==== WORKING DATA ====

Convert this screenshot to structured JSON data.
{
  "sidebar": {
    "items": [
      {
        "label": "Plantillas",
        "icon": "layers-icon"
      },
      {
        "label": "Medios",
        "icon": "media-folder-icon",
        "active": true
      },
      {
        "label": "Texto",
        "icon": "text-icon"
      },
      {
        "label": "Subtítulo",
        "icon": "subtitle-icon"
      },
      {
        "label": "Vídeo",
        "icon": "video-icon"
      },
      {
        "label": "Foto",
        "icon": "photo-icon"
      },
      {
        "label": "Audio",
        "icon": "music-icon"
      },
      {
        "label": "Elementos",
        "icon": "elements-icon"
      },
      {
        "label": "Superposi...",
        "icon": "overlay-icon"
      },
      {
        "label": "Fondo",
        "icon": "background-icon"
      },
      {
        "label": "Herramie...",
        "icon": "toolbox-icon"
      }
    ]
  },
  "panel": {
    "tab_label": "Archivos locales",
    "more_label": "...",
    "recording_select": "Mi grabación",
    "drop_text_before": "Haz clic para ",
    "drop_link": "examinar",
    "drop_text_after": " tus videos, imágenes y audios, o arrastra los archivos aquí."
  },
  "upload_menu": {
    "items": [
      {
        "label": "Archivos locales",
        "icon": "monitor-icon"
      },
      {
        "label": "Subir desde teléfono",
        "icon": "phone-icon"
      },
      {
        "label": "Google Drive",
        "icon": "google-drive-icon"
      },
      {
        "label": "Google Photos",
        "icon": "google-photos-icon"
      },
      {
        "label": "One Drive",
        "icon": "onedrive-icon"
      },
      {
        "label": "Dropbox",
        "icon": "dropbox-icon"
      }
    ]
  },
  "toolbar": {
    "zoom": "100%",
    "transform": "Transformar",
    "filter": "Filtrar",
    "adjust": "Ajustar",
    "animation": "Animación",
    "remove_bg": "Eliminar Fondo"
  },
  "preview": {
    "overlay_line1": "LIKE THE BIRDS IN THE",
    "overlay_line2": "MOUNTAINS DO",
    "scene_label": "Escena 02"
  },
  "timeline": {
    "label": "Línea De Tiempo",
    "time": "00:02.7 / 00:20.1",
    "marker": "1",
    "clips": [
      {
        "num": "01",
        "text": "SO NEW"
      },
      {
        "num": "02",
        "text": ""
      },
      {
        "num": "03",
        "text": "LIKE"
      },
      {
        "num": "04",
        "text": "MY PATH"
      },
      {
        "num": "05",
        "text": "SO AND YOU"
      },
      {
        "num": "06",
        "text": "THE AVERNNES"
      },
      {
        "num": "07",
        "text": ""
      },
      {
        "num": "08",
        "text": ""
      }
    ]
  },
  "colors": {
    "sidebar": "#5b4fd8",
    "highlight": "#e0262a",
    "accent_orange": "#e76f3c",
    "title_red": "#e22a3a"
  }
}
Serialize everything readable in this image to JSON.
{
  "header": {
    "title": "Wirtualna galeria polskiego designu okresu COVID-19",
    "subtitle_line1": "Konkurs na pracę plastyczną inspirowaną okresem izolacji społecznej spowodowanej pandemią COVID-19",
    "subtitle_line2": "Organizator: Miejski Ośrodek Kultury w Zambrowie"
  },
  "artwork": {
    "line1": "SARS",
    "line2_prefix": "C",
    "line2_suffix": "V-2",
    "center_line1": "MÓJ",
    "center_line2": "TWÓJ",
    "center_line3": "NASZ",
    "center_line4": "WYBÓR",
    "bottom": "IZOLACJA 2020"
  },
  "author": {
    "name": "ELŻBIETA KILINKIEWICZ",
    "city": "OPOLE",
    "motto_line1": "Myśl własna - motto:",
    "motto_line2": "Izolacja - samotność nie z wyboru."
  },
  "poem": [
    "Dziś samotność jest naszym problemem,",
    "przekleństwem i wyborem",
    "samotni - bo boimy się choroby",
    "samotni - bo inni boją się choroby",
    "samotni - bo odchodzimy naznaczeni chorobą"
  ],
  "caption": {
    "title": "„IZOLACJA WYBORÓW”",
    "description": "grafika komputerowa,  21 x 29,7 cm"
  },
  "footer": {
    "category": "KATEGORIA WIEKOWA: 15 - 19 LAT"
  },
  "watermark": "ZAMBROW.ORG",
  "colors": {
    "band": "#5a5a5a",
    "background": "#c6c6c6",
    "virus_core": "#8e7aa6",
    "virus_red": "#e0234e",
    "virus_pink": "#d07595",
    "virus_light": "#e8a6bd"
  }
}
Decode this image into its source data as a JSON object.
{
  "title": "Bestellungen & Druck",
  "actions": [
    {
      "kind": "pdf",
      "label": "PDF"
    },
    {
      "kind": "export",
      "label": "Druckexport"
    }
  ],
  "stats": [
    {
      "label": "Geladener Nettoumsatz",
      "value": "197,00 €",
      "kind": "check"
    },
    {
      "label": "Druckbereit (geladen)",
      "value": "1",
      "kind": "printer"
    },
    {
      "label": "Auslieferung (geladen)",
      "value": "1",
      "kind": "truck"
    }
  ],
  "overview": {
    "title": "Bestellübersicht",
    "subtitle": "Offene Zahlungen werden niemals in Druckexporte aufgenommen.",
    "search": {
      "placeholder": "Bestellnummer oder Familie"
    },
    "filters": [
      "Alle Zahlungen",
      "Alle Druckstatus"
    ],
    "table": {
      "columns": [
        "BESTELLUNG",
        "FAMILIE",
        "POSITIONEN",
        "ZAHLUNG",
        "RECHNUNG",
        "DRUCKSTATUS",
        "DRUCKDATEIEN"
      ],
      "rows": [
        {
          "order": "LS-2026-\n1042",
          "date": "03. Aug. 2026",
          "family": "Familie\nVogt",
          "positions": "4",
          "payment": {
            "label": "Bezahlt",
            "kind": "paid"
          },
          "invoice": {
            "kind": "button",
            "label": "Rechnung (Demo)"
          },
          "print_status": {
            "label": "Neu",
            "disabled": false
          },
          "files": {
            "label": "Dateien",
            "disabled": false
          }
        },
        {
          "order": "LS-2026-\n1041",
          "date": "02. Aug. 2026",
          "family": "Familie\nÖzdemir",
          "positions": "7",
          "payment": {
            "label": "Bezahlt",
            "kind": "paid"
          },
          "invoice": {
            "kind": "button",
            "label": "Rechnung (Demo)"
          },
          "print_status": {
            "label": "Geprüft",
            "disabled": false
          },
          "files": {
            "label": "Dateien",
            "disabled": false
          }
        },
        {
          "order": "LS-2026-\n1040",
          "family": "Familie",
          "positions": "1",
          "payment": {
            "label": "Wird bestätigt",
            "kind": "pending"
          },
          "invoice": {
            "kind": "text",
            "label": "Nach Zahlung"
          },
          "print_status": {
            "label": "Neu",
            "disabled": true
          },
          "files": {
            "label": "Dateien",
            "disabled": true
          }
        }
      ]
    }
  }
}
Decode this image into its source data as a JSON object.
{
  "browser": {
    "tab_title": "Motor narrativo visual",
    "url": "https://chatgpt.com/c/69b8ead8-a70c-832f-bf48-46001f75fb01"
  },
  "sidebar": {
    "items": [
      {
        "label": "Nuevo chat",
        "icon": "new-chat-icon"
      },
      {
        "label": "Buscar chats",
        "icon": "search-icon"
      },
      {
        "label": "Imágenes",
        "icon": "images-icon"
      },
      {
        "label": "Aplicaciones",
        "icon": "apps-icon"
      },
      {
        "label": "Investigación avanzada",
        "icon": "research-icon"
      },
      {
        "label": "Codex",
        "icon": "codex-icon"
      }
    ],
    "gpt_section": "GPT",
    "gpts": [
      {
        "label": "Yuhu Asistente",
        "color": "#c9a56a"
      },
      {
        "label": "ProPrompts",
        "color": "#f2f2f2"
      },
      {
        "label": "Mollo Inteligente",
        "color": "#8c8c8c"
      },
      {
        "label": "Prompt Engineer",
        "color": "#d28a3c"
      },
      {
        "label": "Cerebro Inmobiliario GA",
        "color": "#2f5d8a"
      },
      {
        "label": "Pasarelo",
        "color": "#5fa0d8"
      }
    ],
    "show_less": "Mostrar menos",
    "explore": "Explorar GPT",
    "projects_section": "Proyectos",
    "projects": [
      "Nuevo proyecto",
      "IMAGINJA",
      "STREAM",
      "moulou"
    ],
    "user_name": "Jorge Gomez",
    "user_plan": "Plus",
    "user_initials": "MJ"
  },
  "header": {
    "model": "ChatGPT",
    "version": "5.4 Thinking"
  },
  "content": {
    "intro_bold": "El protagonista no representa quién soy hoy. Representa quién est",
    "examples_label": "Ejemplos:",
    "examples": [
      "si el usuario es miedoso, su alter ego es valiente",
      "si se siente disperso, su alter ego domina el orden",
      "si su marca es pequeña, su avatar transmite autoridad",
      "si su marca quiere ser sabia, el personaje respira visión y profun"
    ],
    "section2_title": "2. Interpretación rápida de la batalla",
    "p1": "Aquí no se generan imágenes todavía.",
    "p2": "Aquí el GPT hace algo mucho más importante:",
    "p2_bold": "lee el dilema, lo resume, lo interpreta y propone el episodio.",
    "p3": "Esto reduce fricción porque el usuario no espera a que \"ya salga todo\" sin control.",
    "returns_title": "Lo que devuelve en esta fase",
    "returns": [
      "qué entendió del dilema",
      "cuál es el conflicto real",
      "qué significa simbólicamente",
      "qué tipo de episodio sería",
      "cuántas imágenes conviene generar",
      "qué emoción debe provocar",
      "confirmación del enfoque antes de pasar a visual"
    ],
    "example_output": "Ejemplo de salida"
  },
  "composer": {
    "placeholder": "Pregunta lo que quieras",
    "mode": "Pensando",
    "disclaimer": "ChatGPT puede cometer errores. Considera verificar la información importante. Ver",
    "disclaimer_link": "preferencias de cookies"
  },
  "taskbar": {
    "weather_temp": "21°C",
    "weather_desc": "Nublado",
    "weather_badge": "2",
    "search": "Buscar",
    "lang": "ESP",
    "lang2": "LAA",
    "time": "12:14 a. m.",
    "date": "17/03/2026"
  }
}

====

:: WORK REQUEST ::
Since only a number is wanted, please say how many lines in the data include the word "placeholder".

:: WRITTEN RESPONSE ::
2